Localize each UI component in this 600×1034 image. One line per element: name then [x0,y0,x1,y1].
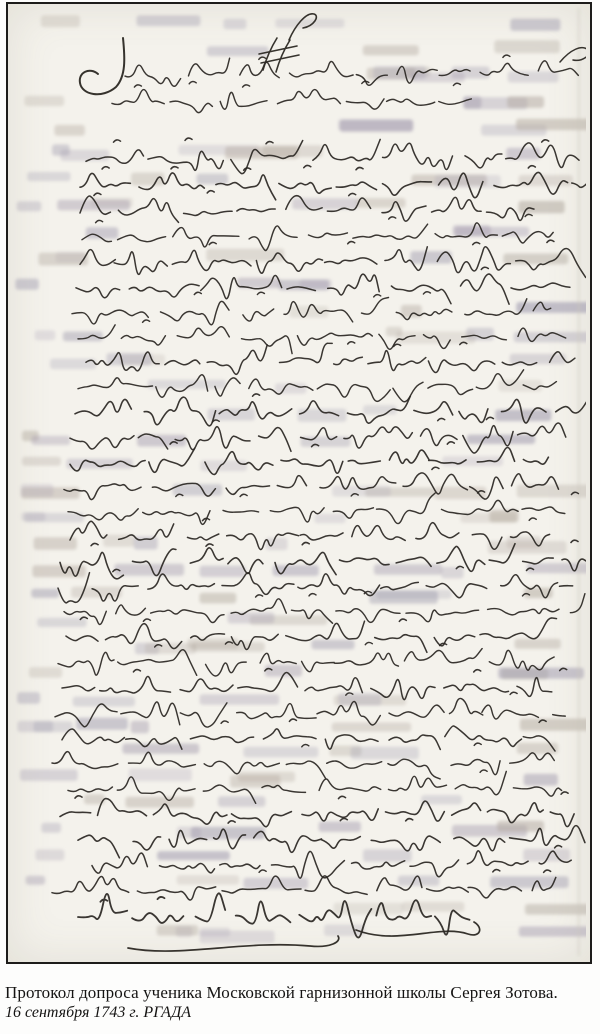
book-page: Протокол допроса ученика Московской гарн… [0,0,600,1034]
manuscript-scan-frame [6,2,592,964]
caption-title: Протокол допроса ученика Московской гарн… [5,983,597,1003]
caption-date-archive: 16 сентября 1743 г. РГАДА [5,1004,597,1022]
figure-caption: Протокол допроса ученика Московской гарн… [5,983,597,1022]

☆ ☆ ☆

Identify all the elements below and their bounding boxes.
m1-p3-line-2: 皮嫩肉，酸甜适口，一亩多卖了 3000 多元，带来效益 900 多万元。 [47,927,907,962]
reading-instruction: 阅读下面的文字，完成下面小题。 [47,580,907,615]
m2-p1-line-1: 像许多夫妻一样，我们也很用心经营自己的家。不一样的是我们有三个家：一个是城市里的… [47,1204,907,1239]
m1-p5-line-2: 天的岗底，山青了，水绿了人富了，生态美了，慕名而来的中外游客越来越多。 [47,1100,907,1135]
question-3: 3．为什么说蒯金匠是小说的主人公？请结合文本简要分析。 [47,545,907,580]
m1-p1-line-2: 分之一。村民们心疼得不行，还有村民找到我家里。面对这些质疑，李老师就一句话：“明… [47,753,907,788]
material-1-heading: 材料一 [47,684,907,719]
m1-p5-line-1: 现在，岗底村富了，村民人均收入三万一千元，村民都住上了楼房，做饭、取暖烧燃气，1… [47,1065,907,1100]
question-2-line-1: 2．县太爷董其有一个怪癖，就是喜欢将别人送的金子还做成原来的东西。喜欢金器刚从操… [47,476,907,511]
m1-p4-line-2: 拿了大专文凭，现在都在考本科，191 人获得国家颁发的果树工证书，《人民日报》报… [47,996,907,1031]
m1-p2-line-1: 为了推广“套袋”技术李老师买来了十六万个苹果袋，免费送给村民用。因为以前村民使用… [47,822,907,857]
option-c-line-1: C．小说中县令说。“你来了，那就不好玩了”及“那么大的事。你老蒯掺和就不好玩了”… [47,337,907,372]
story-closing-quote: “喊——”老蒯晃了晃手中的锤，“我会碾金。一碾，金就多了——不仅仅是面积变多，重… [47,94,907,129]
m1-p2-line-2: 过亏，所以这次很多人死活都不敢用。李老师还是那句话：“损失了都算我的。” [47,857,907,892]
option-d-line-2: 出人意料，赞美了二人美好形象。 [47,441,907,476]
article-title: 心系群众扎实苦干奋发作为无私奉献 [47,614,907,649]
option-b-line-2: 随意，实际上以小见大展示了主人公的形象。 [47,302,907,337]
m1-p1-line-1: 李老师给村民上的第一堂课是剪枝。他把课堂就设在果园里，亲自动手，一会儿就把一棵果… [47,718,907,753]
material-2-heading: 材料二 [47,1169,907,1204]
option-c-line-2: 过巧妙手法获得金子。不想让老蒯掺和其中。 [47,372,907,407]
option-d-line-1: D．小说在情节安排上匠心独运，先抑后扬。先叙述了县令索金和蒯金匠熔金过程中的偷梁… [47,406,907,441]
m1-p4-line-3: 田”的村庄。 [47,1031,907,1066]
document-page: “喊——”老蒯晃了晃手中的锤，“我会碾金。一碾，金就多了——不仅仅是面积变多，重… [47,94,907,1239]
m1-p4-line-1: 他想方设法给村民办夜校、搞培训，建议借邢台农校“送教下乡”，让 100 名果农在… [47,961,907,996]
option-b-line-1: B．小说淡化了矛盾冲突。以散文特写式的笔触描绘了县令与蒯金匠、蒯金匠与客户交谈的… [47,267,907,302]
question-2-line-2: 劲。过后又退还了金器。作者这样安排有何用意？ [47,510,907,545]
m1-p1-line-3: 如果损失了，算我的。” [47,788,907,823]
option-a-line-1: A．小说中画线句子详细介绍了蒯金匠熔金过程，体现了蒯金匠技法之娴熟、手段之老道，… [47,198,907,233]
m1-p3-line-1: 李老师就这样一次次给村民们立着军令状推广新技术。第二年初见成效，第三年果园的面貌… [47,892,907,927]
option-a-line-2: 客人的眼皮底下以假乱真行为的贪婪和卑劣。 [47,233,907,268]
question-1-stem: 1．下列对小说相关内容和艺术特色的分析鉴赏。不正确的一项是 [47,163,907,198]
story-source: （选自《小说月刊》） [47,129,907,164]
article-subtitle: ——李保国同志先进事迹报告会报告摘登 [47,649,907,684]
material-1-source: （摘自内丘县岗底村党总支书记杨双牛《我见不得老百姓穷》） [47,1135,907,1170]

☆ ☆ ☆

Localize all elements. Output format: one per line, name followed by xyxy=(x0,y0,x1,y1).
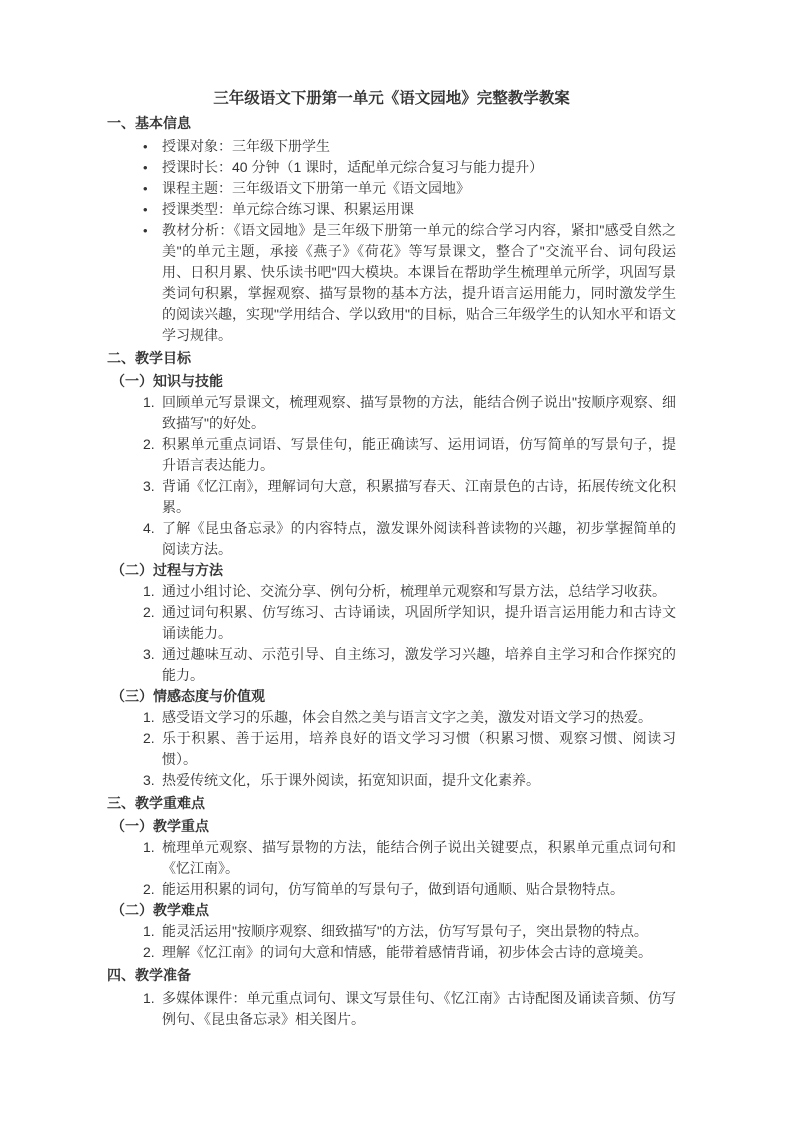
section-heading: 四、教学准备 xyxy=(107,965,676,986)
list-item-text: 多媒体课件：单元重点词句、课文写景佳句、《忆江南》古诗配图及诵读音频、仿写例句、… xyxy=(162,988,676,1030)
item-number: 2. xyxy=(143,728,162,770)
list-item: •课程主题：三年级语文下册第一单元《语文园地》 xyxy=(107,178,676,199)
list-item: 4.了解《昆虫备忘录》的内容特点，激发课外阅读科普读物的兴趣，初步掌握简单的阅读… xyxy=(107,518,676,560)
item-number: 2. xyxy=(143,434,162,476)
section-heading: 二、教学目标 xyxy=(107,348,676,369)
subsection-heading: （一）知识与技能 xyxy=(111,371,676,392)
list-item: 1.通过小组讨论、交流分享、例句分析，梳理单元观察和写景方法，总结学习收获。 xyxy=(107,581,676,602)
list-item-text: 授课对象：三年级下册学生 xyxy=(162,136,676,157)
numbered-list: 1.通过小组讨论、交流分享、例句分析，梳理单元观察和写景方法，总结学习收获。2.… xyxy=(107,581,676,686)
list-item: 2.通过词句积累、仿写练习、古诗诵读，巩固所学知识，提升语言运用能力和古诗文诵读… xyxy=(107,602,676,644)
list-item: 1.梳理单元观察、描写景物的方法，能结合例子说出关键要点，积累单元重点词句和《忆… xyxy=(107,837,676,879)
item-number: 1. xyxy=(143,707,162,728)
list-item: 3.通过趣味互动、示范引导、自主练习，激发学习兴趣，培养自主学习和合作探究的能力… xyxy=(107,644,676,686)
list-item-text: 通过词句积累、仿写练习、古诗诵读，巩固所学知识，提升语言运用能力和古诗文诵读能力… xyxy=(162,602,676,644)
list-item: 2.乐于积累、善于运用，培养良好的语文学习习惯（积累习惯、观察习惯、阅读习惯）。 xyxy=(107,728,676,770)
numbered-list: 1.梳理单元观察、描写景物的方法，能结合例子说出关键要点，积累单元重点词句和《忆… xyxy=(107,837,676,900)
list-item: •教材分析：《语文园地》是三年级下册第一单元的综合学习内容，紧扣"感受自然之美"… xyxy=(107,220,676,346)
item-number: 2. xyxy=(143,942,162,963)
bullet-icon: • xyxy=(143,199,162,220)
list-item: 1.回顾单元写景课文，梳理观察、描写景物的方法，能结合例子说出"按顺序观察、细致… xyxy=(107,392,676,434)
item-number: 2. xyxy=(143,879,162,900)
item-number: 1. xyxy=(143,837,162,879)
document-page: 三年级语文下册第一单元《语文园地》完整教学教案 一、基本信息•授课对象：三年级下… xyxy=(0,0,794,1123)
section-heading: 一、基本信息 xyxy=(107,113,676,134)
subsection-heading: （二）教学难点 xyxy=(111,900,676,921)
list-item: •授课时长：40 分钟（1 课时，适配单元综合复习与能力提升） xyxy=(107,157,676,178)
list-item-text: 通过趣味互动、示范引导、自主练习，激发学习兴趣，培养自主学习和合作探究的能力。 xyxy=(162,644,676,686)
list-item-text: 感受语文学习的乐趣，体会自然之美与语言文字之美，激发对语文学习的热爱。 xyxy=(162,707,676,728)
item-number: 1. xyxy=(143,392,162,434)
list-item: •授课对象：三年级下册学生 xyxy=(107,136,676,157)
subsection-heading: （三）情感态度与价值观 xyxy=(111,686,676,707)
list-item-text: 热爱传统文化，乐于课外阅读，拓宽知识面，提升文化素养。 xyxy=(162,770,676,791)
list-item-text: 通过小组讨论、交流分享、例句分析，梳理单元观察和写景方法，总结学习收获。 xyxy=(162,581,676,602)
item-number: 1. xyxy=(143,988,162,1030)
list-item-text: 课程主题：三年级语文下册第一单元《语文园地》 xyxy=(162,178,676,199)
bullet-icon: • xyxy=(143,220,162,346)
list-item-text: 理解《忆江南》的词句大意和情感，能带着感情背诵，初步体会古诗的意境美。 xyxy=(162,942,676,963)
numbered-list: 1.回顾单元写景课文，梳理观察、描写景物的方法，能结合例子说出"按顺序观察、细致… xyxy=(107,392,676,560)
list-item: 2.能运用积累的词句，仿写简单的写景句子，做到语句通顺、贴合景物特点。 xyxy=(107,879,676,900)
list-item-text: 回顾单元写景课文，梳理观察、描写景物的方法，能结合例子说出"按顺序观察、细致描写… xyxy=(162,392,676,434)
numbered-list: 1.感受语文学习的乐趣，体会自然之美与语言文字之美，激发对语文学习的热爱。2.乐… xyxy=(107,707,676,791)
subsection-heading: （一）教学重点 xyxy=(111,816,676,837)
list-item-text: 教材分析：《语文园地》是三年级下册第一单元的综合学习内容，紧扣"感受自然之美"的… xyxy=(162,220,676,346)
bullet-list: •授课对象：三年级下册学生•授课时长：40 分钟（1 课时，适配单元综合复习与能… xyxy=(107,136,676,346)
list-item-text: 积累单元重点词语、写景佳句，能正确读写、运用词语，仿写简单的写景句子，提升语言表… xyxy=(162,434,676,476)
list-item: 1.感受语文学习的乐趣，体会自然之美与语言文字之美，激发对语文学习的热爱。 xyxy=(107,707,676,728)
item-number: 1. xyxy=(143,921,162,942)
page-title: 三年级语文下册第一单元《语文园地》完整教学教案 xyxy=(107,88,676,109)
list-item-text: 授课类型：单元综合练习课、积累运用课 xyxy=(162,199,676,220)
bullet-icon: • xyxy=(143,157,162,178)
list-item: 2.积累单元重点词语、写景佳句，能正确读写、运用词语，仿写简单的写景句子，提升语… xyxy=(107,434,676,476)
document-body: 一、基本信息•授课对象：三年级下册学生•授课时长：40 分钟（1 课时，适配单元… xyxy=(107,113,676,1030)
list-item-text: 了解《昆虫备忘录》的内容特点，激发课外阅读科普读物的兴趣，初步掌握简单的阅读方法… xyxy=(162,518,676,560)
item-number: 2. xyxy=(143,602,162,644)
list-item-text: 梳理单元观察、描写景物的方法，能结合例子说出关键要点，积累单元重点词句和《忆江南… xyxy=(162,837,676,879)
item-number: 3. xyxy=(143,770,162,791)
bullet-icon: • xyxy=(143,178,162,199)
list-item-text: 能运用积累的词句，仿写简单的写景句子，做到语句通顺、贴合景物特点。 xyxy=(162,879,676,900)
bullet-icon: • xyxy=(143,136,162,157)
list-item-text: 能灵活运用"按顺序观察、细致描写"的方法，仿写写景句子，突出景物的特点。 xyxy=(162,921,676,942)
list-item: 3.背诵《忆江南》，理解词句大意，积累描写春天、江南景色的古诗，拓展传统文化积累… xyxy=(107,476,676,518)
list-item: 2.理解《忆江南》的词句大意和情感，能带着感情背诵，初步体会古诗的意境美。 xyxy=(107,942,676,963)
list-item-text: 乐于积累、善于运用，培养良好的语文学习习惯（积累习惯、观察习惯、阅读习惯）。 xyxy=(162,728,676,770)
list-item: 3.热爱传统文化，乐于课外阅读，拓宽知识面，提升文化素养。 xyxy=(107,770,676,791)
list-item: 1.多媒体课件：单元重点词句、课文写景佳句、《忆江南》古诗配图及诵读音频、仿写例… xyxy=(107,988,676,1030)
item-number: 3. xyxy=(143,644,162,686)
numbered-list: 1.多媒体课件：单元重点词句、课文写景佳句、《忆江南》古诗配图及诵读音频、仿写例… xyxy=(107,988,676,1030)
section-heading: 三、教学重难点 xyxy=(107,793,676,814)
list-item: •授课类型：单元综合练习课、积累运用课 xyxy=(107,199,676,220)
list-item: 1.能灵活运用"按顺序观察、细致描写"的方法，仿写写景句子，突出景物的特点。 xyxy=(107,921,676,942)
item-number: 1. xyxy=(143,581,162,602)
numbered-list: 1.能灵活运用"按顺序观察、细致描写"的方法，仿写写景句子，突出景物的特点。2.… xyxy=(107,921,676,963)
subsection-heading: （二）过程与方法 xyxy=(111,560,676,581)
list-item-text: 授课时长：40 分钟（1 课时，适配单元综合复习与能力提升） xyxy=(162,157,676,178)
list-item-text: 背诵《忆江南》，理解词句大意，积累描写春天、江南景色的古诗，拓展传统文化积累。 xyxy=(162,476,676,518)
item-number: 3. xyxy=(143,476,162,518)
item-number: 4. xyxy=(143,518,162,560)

☆ ☆ ☆

**Problem details:**
Turn the listing's lines from the one containing "Localize all elements." through the one containing "bullet-icon: • xyxy=(143,220,162,346)" into a JSON list of strings, one string per line, skipping blank lines and leaving out the pictures.

**The solution:**
[
  "Localize all elements. Output format: one per line, name followed by xyxy=(x0,y0,x1,y1).",
  "section-heading: 四、教学准备 xyxy=(107,965,676,986)",
  "list-item-text: 多媒体课件：单元重点词句、课文写景佳句、《忆江南》古诗配图及诵读音频、仿写例句、… xyxy=(162,988,676,1030)",
  "item-number: 2. xyxy=(143,728,162,770)",
  "list-item: •课程主题：三年级语文下册第一单元《语文园地》 xyxy=(107,178,676,199)",
  "list-item: 4.了解《昆虫备忘录》的内容特点，激发课外阅读科普读物的兴趣，初步掌握简单的阅读… xyxy=(107,518,676,560)",
  "item-number: 2. xyxy=(143,434,162,476)",
  "section-heading: 二、教学目标 xyxy=(107,348,676,369)",
  "subsection-heading: （一）知识与技能 xyxy=(111,371,676,392)",
  "list-item: 1.通过小组讨论、交流分享、例句分析，梳理单元观察和写景方法，总结学习收获。 xyxy=(107,581,676,602)",
  "list-item-text: 授课对象：三年级下册学生 xyxy=(162,136,676,157)",
  "numbered-list: 1.通过小组讨论、交流分享、例句分析，梳理单元观察和写景方法，总结学习收获。2.… xyxy=(107,581,676,686)",
  "list-item: 2.通过词句积累、仿写练习、古诗诵读，巩固所学知识，提升语言运用能力和古诗文诵读… xyxy=(107,602,676,644)",
  "list-item: 1.梳理单元观察、描写景物的方法，能结合例子说出关键要点，积累单元重点词句和《忆… xyxy=(107,837,676,879)",
  "item-number: 1. xyxy=(143,707,162,728)",
  "list-item: 3.通过趣味互动、示范引导、自主练习，激发学习兴趣，培养自主学习和合作探究的能力… xyxy=(107,644,676,686)",
  "list-item-text: 通过词句积累、仿写练习、古诗诵读，巩固所学知识，提升语言运用能力和古诗文诵读能力… xyxy=(162,602,676,644)",
  "list-item: 2.乐于积累、善于运用，培养良好的语文学习习惯（积累习惯、观察习惯、阅读习惯）。 xyxy=(107,728,676,770)",
  "numbered-list: 1.梳理单元观察、描写景物的方法，能结合例子说出关键要点，积累单元重点词句和《忆… xyxy=(107,837,676,900)",
  "list-item: •教材分析：《语文园地》是三年级下册第一单元的综合学习内容，紧扣\"感受自然之美\"… xyxy=(107,220,676,346)",
  "item-number: 2. xyxy=(143,942,162,963)",
  "bullet-icon: • xyxy=(143,199,162,220)",
  "list-item: 1.回顾单元写景课文，梳理观察、描写景物的方法，能结合例子说出\"按顺序观察、细致… xyxy=(107,392,676,434)",
  "item-number: 2. xyxy=(143,879,162,900)",
  "item-number: 1. xyxy=(143,837,162,879)",
  "document-page: 三年级语文下册第一单元《语文园地》完整教学教案 一、基本信息•授课对象：三年级下… xyxy=(0,0,794,1123)",
  "section-heading: 一、基本信息 xyxy=(107,113,676,134)",
  "subsection-heading: （二）教学难点 xyxy=(111,900,676,921)",
  "list-item: •授课时长：40 分钟（1 课时，适配单元综合复习与能力提升） xyxy=(107,157,676,178)",
  "list-item-text: 通过趣味互动、示范引导、自主练习，激发学习兴趣，培养自主学习和合作探究的能力。 xyxy=(162,644,676,686)",
  "list-item-text: 感受语文学习的乐趣，体会自然之美与语言文字之美，激发对语文学习的热爱。 xyxy=(162,707,676,728)",
  "item-number: 1. xyxy=(143,392,162,434)",
  "list-item: •授课对象：三年级下册学生 xyxy=(107,136,676,157)",
  "subsection-heading: （三）情感态度与价值观 xyxy=(111,686,676,707)",
  "list-item-text: 热爱传统文化，乐于课外阅读，拓宽知识面，提升文化素养。 xyxy=(162,770,676,791)",
  "list-item-text: 通过小组讨论、交流分享、例句分析，梳理单元观察和写景方法，总结学习收获。 xyxy=(162,581,676,602)",
  "item-number: 1. xyxy=(143,988,162,1030)",
  "list-item-text: 课程主题：三年级语文下册第一单元《语文园地》 xyxy=(162,178,676,199)",
  "bullet-icon: • xyxy=(143,220,162,346)"
]